# Objective:
Find the string "xlabel" in the entries and copy each line that has it.

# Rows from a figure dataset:
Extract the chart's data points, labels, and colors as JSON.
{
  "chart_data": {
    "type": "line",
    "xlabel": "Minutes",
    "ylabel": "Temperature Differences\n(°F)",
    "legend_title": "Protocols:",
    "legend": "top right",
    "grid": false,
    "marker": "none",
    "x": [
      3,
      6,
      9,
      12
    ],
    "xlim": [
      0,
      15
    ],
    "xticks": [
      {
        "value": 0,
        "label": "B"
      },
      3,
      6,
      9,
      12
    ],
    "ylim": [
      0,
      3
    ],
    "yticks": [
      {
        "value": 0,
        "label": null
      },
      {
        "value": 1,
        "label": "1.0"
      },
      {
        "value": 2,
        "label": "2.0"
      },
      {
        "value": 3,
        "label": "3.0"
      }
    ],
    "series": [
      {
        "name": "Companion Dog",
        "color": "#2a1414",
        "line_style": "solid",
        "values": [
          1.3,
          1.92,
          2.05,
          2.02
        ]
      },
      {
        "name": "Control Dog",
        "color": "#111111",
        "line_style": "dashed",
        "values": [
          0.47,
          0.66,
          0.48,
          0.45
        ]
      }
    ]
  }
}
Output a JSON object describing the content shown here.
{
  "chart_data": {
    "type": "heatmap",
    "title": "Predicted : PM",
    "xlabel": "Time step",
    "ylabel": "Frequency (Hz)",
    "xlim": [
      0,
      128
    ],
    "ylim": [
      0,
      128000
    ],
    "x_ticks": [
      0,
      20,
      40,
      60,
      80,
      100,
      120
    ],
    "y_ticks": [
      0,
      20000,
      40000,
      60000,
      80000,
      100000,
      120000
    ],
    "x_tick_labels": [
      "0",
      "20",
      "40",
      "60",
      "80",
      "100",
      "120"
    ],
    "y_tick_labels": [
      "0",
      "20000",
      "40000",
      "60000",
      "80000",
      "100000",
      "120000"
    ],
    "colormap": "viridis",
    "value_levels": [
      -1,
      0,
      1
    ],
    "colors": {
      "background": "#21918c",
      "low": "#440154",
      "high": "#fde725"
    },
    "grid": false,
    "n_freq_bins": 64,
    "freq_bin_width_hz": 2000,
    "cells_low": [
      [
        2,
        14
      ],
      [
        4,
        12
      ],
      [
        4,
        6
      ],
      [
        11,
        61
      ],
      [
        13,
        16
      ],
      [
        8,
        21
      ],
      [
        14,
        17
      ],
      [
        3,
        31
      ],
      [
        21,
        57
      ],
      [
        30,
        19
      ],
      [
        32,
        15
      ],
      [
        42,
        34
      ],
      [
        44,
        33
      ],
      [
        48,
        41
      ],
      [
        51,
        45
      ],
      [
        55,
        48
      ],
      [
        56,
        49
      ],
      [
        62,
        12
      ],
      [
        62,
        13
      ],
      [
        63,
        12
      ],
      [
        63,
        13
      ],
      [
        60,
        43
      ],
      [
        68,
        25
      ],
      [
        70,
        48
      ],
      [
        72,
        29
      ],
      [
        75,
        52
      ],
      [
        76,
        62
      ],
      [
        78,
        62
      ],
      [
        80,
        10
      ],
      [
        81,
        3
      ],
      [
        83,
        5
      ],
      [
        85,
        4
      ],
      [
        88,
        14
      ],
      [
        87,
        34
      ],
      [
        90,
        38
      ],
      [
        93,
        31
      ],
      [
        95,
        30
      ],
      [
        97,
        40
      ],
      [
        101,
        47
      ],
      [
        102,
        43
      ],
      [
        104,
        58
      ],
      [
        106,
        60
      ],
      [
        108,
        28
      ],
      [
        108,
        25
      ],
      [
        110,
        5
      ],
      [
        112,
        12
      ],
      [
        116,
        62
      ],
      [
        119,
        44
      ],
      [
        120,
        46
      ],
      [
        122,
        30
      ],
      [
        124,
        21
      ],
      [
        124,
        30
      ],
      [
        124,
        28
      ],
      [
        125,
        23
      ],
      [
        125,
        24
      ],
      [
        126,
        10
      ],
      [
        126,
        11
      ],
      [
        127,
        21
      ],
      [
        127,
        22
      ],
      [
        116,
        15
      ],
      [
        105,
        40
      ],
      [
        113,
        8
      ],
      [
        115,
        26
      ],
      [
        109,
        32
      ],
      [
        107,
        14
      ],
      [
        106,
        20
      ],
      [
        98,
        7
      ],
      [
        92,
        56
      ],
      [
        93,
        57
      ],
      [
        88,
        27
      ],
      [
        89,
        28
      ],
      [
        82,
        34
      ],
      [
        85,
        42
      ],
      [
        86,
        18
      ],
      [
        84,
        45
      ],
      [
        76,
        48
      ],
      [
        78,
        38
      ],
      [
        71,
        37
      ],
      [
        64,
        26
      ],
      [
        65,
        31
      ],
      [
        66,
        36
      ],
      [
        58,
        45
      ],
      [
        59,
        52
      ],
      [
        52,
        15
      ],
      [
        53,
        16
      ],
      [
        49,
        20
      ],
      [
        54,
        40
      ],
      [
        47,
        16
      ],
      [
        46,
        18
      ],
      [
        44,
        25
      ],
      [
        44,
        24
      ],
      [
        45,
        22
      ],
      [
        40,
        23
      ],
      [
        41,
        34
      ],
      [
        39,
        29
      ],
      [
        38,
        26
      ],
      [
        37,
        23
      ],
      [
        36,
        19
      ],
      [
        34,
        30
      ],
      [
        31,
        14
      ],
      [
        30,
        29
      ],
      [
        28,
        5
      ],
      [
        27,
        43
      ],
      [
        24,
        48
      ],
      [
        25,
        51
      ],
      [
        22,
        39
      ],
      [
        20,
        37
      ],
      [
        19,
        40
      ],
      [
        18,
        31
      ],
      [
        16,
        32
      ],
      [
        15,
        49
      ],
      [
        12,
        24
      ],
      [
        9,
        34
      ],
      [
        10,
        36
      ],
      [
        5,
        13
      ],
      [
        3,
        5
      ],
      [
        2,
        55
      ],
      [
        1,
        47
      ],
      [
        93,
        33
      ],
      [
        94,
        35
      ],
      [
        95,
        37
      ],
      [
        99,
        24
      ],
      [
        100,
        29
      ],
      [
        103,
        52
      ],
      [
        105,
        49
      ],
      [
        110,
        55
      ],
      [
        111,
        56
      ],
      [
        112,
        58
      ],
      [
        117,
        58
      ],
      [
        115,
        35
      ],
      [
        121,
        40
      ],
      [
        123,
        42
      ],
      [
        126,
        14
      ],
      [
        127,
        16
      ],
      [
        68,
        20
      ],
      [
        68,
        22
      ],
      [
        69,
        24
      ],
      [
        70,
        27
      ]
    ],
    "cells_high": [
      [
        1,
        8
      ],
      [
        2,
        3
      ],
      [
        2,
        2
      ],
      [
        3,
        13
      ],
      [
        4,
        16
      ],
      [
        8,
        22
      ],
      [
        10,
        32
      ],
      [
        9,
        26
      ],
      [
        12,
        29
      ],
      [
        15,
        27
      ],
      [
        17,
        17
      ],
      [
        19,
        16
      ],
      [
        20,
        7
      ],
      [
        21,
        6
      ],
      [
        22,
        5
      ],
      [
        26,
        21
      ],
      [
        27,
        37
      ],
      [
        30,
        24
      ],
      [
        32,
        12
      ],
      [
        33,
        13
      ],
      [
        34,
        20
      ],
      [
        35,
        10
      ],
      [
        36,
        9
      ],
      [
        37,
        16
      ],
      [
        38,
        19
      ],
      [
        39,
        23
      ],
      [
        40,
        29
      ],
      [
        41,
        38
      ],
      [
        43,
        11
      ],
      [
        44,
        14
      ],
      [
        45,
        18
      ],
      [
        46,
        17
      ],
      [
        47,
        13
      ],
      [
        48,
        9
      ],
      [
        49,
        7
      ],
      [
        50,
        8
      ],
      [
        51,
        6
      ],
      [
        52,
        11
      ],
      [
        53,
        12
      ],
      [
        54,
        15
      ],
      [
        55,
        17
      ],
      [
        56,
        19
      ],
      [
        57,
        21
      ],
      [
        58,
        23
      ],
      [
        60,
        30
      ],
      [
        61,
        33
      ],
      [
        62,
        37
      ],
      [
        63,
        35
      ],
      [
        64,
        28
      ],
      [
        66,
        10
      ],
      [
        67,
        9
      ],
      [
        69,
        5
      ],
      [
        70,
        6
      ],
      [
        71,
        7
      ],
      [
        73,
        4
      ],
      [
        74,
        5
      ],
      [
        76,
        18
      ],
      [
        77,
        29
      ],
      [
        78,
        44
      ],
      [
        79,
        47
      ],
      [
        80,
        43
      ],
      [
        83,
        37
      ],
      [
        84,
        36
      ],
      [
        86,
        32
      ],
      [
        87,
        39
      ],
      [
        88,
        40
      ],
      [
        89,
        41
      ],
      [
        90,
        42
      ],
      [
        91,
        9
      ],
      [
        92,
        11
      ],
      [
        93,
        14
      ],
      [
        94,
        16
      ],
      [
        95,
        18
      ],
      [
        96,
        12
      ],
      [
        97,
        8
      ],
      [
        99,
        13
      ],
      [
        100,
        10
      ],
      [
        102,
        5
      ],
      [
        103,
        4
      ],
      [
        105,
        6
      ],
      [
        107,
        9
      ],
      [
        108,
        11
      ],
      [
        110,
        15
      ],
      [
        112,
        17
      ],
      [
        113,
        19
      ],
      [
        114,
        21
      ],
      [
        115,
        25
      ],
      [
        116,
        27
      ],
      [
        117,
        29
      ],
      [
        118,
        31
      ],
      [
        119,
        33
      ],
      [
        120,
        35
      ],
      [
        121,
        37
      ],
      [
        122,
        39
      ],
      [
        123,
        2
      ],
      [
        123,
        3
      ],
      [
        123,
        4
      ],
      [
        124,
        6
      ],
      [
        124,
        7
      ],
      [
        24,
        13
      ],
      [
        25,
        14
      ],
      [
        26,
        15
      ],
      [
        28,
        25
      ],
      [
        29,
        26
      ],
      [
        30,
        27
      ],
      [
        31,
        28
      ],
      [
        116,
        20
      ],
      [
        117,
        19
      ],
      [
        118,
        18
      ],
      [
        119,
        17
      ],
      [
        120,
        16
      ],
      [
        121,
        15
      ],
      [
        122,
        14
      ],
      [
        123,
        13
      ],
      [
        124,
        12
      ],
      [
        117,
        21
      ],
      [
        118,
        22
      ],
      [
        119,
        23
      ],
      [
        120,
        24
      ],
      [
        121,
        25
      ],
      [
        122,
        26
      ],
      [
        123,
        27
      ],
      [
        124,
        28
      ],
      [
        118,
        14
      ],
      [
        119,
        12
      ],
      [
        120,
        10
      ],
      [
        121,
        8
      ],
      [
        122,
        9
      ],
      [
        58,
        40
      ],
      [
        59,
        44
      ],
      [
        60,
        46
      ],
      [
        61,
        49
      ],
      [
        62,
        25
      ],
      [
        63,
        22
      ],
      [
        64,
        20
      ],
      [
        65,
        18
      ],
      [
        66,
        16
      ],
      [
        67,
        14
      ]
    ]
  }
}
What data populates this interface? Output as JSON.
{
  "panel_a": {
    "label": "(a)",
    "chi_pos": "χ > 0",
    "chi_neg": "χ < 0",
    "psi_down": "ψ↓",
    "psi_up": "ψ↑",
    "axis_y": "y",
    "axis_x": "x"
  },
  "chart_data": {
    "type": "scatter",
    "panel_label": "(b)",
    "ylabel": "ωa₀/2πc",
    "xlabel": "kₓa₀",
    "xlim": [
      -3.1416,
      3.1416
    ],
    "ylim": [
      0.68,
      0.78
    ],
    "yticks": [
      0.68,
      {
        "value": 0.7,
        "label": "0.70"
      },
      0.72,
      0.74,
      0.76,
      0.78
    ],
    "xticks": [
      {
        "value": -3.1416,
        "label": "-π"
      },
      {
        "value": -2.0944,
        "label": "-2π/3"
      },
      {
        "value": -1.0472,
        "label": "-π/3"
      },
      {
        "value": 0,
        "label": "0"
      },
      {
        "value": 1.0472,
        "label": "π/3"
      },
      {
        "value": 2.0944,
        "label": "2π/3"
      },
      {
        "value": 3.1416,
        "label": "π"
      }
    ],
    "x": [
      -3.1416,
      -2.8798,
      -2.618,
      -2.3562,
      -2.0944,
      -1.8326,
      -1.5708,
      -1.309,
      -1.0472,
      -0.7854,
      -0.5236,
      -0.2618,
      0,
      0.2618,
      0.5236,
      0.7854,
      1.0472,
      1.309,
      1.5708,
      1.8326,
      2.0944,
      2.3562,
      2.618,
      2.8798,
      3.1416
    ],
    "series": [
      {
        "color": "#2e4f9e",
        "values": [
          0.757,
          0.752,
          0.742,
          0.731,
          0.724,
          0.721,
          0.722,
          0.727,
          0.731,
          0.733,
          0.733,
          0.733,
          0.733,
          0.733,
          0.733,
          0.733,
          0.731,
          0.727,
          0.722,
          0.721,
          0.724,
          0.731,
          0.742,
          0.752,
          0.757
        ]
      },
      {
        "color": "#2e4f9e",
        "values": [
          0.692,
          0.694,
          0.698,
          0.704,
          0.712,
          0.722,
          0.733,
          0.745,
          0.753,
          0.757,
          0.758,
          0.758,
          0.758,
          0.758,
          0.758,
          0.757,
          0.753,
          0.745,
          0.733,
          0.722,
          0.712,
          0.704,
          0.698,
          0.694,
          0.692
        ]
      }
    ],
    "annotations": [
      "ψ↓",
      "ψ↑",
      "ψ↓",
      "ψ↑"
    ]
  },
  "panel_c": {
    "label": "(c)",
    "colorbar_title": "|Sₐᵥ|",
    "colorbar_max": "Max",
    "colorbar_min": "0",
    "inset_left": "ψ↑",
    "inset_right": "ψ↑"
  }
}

# Answer to the problem:
    "xlabel": "Minutes",
    "xlabel": "Time step",
    "xlabel": "kₓa₀",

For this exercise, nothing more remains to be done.